'''
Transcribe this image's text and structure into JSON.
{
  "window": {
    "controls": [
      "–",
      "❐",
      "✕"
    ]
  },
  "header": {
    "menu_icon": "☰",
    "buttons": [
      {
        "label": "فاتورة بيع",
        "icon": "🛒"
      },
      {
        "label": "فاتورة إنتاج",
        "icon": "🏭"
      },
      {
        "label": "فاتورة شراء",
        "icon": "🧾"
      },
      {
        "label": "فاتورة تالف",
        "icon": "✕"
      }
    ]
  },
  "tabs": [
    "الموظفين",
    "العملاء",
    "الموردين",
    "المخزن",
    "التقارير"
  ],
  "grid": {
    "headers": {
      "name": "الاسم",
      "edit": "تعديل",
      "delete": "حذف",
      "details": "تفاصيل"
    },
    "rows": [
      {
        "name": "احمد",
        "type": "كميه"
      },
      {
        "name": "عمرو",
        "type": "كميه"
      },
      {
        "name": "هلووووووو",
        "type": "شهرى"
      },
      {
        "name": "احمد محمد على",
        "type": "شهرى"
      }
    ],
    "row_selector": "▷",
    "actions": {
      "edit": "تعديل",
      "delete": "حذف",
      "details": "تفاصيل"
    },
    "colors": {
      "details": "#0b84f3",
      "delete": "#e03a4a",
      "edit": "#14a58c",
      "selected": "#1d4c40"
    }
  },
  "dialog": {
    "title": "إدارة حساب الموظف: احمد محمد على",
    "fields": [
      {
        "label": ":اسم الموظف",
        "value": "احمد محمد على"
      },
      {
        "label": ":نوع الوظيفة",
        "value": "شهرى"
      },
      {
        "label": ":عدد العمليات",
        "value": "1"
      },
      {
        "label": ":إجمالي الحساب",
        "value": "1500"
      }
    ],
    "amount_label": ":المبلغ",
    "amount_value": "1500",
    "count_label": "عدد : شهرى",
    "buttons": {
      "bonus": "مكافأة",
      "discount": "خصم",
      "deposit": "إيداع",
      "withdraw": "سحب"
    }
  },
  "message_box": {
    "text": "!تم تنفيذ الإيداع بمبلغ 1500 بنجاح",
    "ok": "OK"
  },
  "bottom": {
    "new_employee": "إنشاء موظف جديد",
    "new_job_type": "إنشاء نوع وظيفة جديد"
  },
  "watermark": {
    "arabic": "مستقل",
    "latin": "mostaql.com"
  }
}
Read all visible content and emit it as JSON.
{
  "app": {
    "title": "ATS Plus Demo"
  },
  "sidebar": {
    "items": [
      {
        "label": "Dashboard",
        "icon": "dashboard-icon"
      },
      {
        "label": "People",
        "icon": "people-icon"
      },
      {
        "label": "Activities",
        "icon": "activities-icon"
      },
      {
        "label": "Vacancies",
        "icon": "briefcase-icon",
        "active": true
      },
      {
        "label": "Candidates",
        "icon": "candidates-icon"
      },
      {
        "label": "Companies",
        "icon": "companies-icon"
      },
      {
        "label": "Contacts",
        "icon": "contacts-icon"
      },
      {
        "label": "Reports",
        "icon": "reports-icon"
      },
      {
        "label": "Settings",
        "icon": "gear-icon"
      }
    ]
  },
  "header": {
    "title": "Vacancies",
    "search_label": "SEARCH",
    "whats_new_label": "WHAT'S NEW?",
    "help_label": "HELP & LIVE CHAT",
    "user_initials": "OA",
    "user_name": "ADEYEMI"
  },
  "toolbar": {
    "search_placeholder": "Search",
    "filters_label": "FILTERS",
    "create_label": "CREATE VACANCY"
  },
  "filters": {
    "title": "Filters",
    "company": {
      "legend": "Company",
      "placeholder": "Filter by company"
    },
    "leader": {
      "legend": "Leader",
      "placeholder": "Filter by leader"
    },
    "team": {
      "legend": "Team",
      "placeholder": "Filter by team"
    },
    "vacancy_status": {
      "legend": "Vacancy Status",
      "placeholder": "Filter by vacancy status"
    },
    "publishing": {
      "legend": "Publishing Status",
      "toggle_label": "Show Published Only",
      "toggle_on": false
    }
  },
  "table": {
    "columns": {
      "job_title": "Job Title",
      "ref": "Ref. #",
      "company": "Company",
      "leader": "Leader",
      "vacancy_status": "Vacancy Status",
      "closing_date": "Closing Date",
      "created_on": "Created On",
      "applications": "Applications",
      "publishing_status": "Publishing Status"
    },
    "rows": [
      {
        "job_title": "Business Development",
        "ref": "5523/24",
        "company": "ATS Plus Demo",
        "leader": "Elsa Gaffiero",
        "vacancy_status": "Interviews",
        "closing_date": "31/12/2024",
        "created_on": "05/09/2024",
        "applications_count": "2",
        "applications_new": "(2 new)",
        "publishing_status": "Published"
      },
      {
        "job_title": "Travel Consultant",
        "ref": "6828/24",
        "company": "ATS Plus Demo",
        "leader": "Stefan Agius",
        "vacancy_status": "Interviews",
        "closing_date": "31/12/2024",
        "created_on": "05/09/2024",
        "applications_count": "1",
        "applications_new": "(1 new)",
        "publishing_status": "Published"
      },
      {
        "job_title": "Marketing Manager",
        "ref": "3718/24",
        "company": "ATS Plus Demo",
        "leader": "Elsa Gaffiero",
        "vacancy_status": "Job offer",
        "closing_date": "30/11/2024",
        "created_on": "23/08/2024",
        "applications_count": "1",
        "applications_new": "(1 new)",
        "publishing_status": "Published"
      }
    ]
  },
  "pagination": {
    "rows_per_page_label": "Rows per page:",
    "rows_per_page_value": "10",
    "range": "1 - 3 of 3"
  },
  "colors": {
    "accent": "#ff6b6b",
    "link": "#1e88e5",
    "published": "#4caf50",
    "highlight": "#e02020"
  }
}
'''
Task to carry out: Write out the entire listing exactly.

Written answer:
Transcribe this image's text and structure into JSON.
{
  "window": {
    "controls": [
      "–",
      "❐",
      "✕"
    ]
  },
  "header": {
    "menu_icon": "☰",
    "buttons": [
      {
        "label": "فاتورة بيع",
        "icon": "🛒"
      },
      {
        "label": "فاتورة إنتاج",
        "icon": "🏭"
      },
      {
        "label": "فاتورة شراء",
        "icon": "🧾"
      },
      {
        "label": "فاتورة تالف",
        "icon": "✕"
      }
    ]
  },
  "tabs": [
    "الموظفين",
    "العملاء",
    "الموردين",
    "المخزن",
    "التقارير"
  ],
  "grid": {
    "headers": {
      "name": "الاسم",
      "edit": "تعديل",
      "delete": "حذف",
      "details": "تفاصيل"
    },
    "rows": [
      {
        "name": "احمد",
        "type": "كميه"
      },
      {
        "name": "عمرو",
        "type": "كميه"
      },
      {
        "name": "هلووووووو",
        "type": "شهرى"
      },
      {
        "name": "احمد محمد على",
        "type": "شهرى"
      }
    ],
    "row_selector": "▷",
    "actions": {
      "edit": "تعديل",
      "delete": "حذف",
      "details": "تفاصيل"
    },
    "colors": {
      "details": "#0b84f3",
      "delete": "#e03a4a",
      "edit": "#14a58c",
      "selected": "#1d4c40"
    }
  },
  "dialog": {
    "title": "إدارة حساب الموظف: احمد محمد على",
    "fields": [
      {
        "label": ":اسم الموظف",
        "value": "احمد محمد على"
      },
      {
        "label": ":نوع الوظيفة",
        "value": "شهرى"
      },
      {
        "label": ":عدد العمليات",
        "value": "1"
      },
      {
        "label": ":إجمالي الحساب",
        "value": "1500"
      }
    ],
    "amount_label": ":المبلغ",
    "amount_value": "1500",
    "count_label": "عدد : شهرى",
    "buttons": {
      "bonus": "مكافأة",
      "discount": "خصم",
      "deposit": "إيداع",
      "withdraw": "سحب"
    }
  },
  "message_box": {
    "text": "!تم تنفيذ الإيداع بمبلغ 1500 بنجاح",
    "ok": "OK"
  },
  "bottom": {
    "new_employee": "إنشاء موظف جديد",
    "new_job_type": "إنشاء نوع وظيفة جديد"
  },
  "watermark": {
    "arabic": "مستقل",
    "latin": "mostaql.com"
  }
}
Read all visible content and emit it as JSON.
{
  "app": {
    "title": "ATS Plus Demo"
  },
  "sidebar": {
    "items": [
      {
        "label": "Dashboard",
        "icon": "dashboard-icon"
      },
      {
        "label": "People",
        "icon": "people-icon"
      },
      {
        "label": "Activities",
        "icon": "activities-icon"
      },
      {
        "label": "Vacancies",
        "icon": "briefcase-icon",
        "active": true
      },
      {
        "label": "Candidates",
        "icon": "candidates-icon"
      },
      {
        "label": "Companies",
        "icon": "companies-icon"
      },
      {
        "label": "Contacts",
        "icon": "contacts-icon"
      },
      {
        "label": "Reports",
        "icon": "reports-icon"
      },
      {
        "label": "Settings",
        "icon": "gear-icon"
      }
    ]
  },
  "header": {
    "title": "Vacancies",
    "search_label": "SEARCH",
    "whats_new_label": "WHAT'S NEW?",
    "help_label": "HELP & LIVE CHAT",
    "user_initials": "OA",
    "user_name": "ADEYEMI"
  },
  "toolbar": {
    "search_placeholder": "Search",
    "filters_label": "FILTERS",
    "create_label": "CREATE VACANCY"
  },
  "filters": {
    "title": "Filters",
    "company": {
      "legend": "Company",
      "placeholder": "Filter by company"
    },
    "leader": {
      "legend": "Leader",
      "placeholder": "Filter by leader"
    },
    "team": {
      "legend": "Team",
      "placeholder": "Filter by team"
    },
    "vacancy_status": {
      "legend": "Vacancy Status",
      "placeholder": "Filter by vacancy status"
    },
    "publishing": {
      "legend": "Publishing Status",
      "toggle_label": "Show Published Only",
      "toggle_on": false
    }
  },
  "table": {
    "columns": {
      "job_title": "Job Title",
      "ref": "Ref. #",
      "company": "Company",
      "leader": "Leader",
      "vacancy_status": "Vacancy Status",
      "closing_date": "Closing Date",
      "created_on": "Created On",
      "applications": "Applications",
      "publishing_status": "Publishing Status"
    },
    "rows": [
      {
        "job_title": "Business Development",
        "ref": "5523/24",
        "company": "ATS Plus Demo",
        "leader": "Elsa Gaffiero",
        "vacancy_status": "Interviews",
        "closing_date": "31/12/2024",
        "created_on": "05/09/2024",
        "applications_count": "2",
        "applications_new": "(2 new)",
        "publishing_status": "Published"
      },
      {
        "job_title": "Travel Consultant",
        "ref": "6828/24",
        "company": "ATS Plus Demo",
        "leader": "Stefan Agius",
        "vacancy_status": "Interviews",
        "closing_date": "31/12/2024",
        "created_on": "05/09/2024",
        "applications_count": "1",
        "applications_new": "(1 new)",
        "publishing_status": "Published"
      },
      {
        "job_title": "Marketing Manager",
        "ref": "3718/24",
        "company": "ATS Plus Demo",
        "leader": "Elsa Gaffiero",
        "vacancy_status": "Job offer",
        "closing_date": "30/11/2024",
        "created_on": "23/08/2024",
        "applications_count": "1",
        "applications_new": "(1 new)",
        "publishing_status": "Published"
      }
    ]
  },
  "pagination": {
    "rows_per_page_label": "Rows per page:",
    "rows_per_page_value": "10",
    "range": "1 - 3 of 3"
  },
  "colors": {
    "accent": "#ff6b6b",
    "link": "#1e88e5",
    "published": "#4caf50",
    "highlight": "#e02020"
  }
}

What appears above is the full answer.